Each line containing the word "Future" needs to be copied.

··· Supplied data ···

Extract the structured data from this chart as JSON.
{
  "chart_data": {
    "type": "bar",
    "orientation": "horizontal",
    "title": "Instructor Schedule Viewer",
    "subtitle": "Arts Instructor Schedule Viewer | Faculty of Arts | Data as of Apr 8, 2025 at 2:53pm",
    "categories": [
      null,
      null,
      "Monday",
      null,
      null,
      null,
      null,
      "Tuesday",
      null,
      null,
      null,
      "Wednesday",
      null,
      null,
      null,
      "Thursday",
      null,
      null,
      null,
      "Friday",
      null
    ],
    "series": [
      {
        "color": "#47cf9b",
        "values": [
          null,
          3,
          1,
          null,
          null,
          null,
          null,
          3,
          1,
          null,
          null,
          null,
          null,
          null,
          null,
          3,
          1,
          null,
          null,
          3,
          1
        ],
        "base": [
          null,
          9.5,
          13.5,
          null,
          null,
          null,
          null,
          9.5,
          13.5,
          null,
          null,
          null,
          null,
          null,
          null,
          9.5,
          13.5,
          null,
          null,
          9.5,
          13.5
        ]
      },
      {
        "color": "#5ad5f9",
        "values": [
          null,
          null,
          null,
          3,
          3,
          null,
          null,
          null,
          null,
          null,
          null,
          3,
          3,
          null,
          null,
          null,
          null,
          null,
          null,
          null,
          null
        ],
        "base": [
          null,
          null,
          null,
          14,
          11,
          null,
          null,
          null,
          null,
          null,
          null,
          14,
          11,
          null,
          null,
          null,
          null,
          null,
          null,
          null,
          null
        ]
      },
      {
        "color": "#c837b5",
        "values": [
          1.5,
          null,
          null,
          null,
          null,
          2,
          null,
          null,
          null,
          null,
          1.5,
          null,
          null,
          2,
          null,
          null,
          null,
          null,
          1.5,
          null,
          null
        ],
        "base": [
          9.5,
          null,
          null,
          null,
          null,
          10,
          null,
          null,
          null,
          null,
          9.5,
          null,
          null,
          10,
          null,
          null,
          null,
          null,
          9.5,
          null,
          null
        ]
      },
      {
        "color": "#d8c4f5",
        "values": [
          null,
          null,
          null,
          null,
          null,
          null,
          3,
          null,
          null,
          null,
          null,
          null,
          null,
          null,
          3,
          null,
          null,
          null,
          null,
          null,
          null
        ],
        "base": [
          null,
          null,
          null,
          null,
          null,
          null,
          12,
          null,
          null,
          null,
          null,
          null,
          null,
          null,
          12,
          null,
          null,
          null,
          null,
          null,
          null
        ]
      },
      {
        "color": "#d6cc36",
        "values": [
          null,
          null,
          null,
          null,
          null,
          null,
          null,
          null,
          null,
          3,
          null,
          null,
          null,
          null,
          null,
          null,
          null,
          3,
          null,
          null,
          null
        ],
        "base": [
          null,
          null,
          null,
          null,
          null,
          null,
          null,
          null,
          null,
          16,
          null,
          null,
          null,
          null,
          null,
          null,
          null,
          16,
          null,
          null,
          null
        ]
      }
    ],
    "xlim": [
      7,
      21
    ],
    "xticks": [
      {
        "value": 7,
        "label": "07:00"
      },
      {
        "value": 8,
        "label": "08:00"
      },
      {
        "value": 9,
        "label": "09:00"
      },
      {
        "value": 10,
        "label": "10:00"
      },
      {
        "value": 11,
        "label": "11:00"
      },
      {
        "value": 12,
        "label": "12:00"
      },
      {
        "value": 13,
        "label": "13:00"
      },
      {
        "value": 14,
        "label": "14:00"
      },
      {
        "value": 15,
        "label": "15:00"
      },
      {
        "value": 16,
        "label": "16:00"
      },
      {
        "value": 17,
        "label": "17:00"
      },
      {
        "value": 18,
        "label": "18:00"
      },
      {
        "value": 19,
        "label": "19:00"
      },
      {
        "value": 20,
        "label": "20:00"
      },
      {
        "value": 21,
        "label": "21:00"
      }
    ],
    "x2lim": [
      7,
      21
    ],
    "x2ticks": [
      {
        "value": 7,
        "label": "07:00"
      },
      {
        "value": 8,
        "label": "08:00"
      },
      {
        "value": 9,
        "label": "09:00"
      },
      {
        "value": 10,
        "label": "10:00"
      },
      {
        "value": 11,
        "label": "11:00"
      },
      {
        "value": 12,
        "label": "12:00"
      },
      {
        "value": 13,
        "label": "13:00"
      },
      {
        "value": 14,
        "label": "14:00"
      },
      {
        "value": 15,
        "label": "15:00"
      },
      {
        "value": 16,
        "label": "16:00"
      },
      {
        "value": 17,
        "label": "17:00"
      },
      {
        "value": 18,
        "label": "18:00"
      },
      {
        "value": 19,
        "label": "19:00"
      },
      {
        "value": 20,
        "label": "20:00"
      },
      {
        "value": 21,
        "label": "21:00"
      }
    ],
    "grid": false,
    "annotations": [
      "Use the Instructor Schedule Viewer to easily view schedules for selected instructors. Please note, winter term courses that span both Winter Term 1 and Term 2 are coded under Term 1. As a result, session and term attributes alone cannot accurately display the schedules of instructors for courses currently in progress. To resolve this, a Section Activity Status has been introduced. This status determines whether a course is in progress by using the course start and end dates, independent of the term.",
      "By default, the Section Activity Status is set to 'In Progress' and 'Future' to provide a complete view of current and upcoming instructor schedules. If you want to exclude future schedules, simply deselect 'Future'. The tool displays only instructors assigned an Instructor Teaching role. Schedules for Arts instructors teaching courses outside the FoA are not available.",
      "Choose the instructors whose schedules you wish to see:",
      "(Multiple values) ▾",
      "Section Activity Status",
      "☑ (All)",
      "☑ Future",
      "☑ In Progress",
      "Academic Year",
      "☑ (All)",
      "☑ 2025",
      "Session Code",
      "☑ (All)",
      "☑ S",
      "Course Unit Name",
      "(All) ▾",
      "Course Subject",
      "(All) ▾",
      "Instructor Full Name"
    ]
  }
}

···

Task answer.
      "By default, the Section Activity Status is set to 'In Progress' and 'Future' to provide a complete view of current and upcoming instructor schedules. If you want to exclude future schedules, simply deselect 'Future'. The tool displays only instructors assigned an Instructor Teaching role. Schedules for Arts instructors teaching courses outside the FoA are not available.",
      "☑ Future",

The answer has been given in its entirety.